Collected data
════════════════

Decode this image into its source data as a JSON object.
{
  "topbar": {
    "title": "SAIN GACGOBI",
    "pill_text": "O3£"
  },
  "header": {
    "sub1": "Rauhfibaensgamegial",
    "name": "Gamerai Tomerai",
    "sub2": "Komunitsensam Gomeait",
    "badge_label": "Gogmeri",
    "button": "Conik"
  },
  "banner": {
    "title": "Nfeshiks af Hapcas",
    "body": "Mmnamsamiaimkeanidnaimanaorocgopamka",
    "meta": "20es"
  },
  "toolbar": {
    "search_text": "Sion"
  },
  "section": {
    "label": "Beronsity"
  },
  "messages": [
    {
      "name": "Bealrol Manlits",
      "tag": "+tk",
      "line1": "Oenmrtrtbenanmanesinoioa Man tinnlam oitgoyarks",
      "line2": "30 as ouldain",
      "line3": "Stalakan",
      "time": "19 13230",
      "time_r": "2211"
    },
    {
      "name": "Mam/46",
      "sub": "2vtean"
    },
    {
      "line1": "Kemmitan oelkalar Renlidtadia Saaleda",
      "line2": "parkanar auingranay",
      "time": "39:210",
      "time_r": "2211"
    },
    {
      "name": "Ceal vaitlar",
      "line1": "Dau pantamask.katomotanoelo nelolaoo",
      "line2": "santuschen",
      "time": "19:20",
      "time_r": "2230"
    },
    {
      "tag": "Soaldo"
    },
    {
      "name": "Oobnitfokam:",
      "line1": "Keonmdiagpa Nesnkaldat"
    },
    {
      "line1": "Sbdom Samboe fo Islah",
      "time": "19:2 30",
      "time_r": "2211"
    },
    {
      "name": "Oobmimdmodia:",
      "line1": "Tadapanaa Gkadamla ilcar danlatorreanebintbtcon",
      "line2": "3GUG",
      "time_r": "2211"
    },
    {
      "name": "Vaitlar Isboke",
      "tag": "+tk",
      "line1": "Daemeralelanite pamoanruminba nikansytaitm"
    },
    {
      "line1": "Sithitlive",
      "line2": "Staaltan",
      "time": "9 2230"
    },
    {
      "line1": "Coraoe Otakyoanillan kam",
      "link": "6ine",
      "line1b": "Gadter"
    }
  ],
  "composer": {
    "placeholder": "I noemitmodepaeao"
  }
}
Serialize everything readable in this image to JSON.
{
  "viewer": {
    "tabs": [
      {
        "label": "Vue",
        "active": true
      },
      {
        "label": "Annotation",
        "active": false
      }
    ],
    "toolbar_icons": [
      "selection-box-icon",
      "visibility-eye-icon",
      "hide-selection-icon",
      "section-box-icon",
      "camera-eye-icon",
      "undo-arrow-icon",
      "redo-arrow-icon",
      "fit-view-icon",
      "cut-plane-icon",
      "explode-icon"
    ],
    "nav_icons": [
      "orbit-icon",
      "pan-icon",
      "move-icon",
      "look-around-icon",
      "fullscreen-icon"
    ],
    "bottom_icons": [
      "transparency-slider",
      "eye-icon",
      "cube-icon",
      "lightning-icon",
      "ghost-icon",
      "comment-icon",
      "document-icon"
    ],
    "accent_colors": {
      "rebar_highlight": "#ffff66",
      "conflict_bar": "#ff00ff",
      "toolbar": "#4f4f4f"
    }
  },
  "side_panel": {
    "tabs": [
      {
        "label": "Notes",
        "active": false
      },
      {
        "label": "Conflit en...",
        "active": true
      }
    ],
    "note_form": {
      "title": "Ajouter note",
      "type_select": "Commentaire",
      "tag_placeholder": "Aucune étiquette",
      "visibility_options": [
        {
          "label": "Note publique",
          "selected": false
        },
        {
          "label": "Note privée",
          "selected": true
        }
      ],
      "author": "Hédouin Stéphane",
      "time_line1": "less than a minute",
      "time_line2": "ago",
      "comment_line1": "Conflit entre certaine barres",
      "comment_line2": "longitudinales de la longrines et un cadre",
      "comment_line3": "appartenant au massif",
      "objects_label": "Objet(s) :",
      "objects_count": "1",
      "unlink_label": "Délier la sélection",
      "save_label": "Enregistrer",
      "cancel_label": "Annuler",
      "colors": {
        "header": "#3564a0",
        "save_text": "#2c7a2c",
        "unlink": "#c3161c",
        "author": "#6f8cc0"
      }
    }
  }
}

════════════════

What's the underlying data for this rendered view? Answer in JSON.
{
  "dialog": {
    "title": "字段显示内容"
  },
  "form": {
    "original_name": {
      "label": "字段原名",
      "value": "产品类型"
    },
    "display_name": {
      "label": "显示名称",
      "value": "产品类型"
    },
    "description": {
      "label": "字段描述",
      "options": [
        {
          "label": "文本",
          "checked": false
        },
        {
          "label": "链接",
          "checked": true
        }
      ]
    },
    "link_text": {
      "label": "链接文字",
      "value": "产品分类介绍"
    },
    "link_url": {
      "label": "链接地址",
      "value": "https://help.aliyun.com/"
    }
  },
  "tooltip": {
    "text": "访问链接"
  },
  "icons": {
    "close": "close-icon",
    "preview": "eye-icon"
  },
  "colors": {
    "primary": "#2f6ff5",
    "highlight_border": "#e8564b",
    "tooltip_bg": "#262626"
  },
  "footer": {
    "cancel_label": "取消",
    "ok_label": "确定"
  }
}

════════════════

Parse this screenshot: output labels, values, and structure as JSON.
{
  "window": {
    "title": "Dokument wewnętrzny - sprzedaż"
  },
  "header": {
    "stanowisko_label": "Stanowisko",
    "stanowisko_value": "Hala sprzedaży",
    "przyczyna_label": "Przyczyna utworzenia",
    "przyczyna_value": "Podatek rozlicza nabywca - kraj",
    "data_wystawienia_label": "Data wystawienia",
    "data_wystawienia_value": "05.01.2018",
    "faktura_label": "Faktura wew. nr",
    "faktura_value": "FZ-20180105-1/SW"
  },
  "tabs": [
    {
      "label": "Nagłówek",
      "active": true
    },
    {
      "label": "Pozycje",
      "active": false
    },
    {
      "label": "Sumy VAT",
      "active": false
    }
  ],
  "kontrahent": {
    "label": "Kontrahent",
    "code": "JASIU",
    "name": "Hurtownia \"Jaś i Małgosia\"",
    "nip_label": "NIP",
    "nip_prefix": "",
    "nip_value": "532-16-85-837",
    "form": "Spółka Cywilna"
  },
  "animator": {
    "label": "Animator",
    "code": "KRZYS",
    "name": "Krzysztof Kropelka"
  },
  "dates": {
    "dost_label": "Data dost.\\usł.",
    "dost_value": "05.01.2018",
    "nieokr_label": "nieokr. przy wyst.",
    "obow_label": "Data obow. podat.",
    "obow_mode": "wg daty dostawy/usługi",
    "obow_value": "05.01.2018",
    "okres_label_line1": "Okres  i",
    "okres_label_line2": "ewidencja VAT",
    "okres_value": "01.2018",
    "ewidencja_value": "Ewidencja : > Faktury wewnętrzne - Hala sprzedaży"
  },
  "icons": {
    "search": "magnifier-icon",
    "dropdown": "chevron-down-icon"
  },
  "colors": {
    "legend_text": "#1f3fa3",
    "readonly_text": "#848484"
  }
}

════════════════

> **The task**:
From the entries above, extract each line containing "true".

> **Result for this exercise**:
        "active": true
        "active": true
          "selected": true
          "checked": true
      "active": true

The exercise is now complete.